— start of Provided information —
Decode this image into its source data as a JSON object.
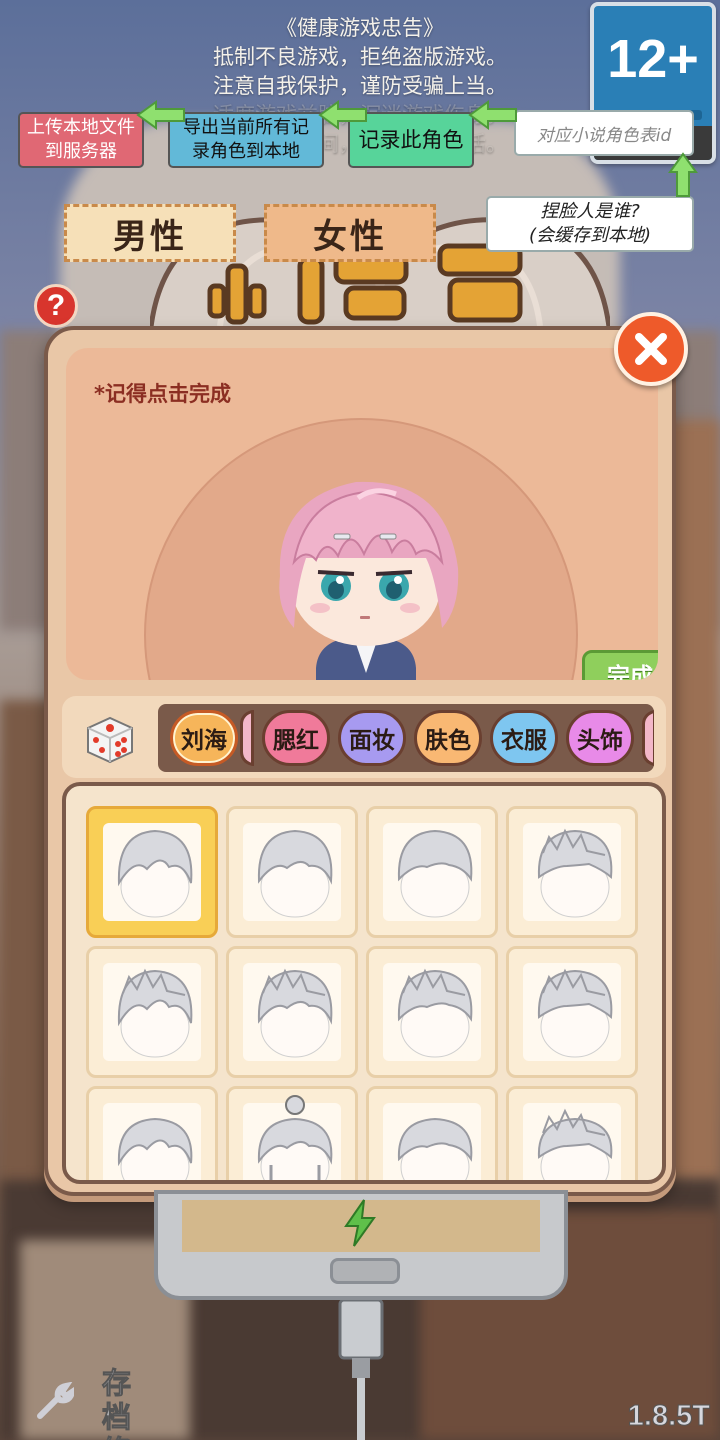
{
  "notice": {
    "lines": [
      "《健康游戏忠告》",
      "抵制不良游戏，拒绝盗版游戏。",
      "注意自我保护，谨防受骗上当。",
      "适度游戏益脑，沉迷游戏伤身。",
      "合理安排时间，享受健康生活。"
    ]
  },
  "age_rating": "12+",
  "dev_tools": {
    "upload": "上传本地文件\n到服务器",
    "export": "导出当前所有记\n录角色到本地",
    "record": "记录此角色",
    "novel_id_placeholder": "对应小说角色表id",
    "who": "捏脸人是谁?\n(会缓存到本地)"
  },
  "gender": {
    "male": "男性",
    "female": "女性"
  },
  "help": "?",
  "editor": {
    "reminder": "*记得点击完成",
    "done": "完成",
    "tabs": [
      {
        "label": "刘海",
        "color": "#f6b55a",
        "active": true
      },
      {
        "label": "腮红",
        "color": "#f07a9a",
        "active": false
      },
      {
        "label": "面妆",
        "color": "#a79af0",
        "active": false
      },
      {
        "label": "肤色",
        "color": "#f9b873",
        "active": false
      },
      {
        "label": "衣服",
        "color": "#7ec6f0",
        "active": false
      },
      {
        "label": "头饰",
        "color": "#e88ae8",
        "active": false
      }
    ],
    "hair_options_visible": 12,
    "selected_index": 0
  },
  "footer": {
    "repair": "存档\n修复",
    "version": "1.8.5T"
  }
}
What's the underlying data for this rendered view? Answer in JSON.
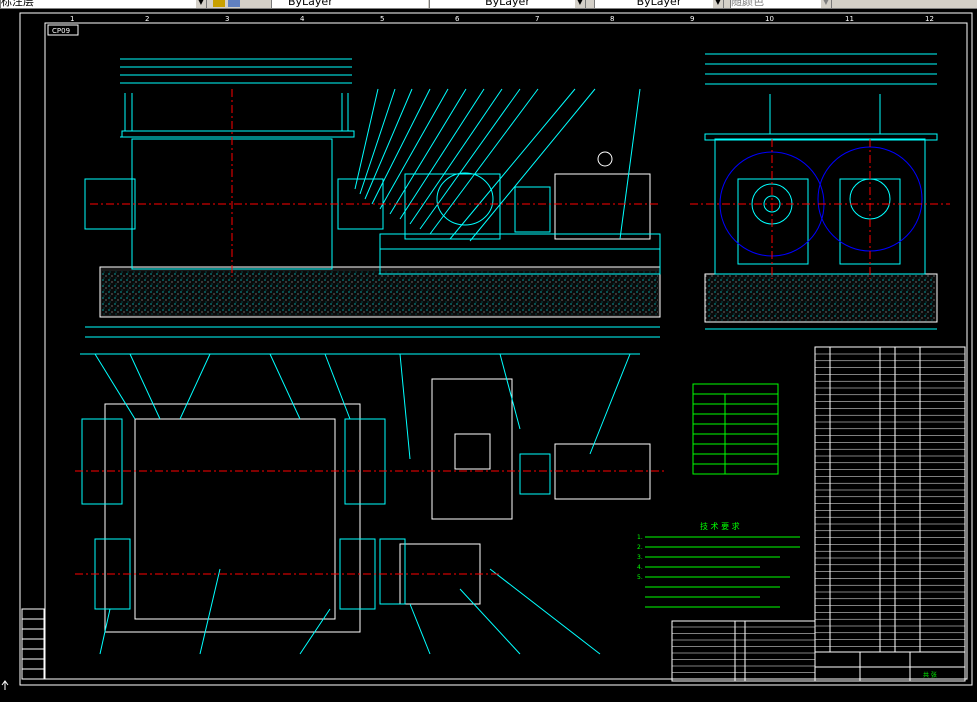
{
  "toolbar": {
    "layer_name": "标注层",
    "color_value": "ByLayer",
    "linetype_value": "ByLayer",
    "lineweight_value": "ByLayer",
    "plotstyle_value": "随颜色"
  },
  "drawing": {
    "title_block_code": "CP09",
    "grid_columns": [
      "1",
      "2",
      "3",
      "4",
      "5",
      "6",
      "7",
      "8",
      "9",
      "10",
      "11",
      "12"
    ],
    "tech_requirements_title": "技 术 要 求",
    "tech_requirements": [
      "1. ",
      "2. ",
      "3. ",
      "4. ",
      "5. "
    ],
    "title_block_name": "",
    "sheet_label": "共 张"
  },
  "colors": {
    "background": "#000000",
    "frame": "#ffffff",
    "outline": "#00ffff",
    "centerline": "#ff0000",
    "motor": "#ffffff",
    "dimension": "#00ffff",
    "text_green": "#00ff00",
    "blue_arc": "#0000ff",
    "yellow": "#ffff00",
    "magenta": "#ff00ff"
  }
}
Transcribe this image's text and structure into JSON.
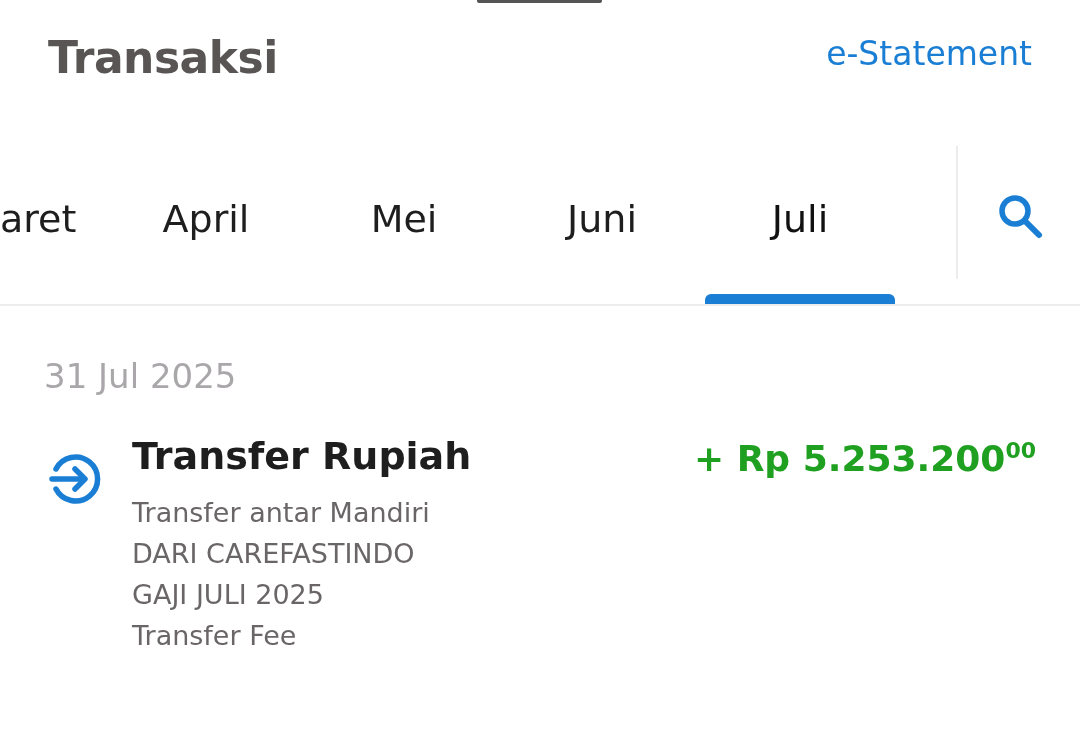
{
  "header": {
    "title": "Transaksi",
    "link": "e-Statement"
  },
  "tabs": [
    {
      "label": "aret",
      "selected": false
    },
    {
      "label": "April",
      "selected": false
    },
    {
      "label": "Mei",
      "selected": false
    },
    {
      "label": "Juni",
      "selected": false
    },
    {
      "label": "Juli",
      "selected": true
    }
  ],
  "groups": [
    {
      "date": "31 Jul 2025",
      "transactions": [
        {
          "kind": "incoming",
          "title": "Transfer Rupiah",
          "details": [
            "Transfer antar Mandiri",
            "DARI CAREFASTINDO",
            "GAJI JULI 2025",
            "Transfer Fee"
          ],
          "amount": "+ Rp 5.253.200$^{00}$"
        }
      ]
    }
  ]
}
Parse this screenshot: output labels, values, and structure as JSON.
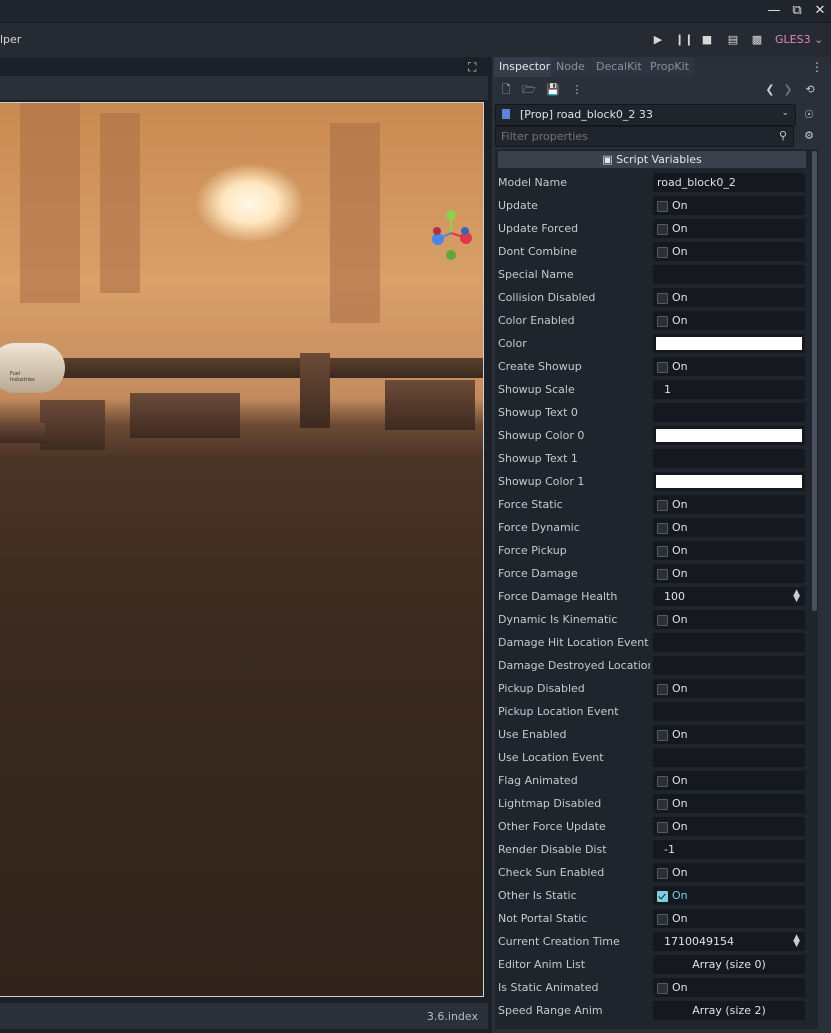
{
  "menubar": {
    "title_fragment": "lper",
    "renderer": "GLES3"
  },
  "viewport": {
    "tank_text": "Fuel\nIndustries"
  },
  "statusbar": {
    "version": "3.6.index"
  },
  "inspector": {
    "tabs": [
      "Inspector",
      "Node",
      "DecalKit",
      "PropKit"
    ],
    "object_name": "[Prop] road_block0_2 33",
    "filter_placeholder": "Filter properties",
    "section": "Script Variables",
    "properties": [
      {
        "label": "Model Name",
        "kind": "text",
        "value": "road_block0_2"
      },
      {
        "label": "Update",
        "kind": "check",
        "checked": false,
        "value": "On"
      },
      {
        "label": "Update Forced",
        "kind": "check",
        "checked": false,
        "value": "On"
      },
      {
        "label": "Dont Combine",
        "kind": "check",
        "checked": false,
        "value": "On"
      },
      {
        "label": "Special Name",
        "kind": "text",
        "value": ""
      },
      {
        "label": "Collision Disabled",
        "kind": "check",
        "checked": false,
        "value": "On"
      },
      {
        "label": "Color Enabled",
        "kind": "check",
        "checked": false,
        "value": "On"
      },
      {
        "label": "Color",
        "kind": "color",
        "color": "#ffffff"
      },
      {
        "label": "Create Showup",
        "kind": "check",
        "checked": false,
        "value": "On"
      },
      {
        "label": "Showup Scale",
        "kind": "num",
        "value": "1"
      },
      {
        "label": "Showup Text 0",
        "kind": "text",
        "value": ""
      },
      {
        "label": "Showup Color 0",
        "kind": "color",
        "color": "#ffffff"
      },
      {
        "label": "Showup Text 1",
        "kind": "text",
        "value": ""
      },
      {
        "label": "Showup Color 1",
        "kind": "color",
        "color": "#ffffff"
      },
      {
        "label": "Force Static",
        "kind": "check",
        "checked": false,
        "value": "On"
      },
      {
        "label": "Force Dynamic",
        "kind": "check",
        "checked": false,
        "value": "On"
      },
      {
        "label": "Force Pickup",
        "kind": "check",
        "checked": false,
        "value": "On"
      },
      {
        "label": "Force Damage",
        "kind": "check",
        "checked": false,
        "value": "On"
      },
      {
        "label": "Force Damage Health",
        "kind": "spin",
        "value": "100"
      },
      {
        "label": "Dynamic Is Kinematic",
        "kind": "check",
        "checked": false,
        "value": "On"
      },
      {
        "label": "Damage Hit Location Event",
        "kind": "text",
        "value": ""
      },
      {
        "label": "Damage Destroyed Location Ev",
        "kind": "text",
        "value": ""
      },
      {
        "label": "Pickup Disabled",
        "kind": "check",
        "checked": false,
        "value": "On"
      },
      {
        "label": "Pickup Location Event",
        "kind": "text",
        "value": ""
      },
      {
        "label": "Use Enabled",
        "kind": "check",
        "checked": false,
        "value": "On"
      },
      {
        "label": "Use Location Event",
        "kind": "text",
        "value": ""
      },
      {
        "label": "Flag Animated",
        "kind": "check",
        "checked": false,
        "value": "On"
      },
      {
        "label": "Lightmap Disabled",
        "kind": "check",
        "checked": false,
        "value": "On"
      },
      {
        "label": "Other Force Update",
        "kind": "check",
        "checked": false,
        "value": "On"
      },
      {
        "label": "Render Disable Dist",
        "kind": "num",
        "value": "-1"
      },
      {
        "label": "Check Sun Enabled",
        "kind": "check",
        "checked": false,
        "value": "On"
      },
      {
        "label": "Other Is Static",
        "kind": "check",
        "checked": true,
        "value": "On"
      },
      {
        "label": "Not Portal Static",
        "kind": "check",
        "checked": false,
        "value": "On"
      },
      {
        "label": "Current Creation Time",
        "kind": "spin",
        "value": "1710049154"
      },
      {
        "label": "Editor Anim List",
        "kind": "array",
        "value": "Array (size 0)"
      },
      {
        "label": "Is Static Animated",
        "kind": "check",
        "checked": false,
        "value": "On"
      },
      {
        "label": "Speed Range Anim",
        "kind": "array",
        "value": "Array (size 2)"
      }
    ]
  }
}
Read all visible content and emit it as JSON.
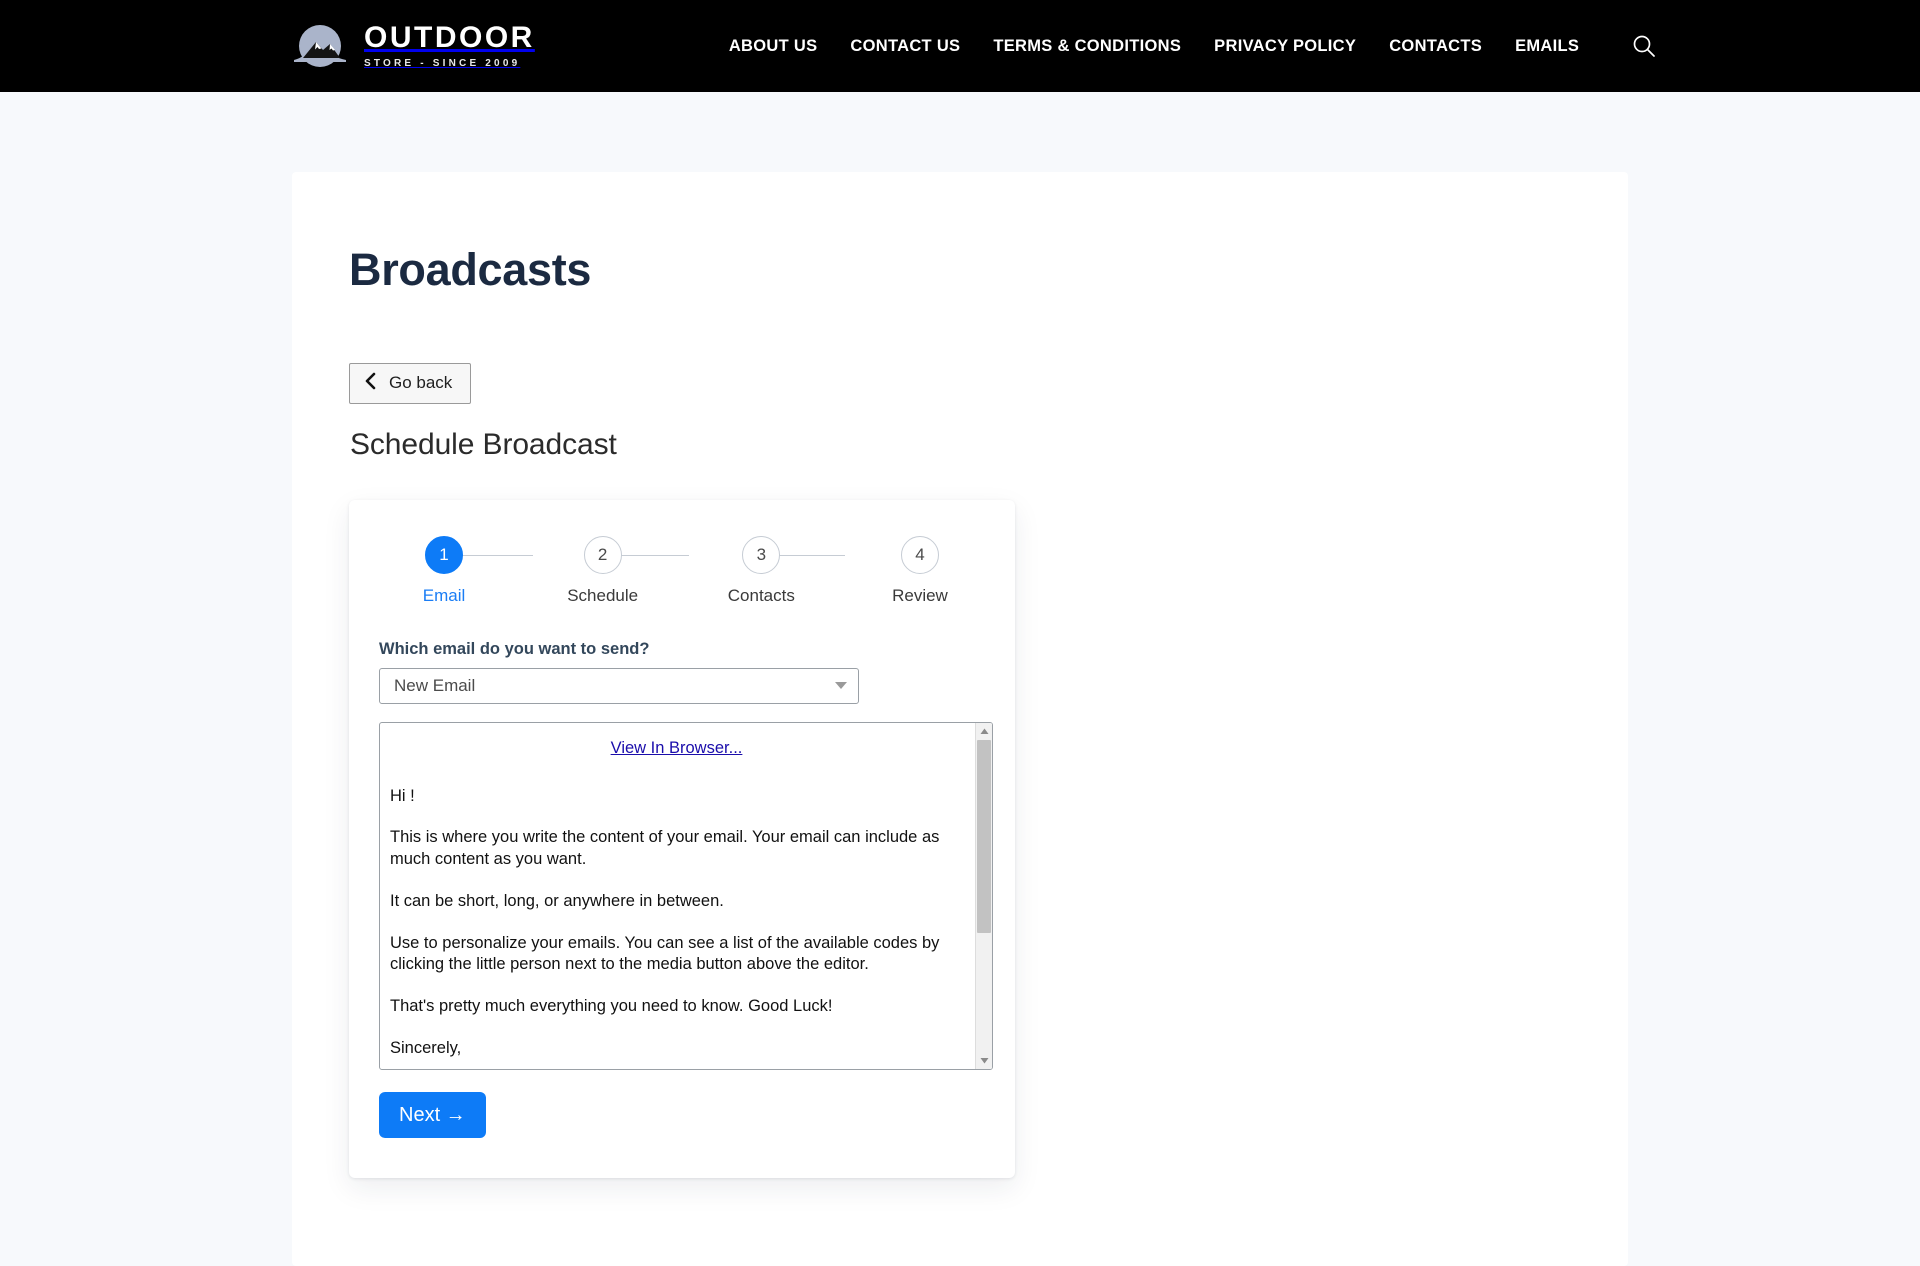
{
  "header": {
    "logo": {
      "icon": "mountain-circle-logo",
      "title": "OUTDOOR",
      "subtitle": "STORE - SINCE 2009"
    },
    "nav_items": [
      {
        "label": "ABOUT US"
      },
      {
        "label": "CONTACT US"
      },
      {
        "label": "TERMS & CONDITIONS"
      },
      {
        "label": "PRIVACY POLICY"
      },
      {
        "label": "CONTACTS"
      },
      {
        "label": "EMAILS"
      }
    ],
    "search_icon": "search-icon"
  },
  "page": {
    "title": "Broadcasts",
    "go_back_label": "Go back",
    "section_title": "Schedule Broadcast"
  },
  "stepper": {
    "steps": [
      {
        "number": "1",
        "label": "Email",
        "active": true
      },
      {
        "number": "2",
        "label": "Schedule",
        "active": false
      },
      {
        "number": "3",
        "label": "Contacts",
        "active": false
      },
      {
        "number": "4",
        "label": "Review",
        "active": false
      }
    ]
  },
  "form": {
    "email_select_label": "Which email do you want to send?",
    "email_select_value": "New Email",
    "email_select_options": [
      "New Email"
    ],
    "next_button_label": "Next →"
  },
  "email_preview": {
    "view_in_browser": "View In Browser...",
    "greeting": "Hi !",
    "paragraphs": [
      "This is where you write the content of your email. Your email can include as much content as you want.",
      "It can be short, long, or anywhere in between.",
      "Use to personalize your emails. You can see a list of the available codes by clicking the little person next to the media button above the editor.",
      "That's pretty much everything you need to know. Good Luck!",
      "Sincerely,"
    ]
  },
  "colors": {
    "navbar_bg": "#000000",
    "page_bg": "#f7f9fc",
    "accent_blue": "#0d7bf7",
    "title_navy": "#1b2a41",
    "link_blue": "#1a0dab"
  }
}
— end of Provided information —
Aim »
Copy out every line of the listing that includes the string "into".

Written response »
Decode this image into its source data as a JSON object.
Transcribe this image's text and structure into JSON.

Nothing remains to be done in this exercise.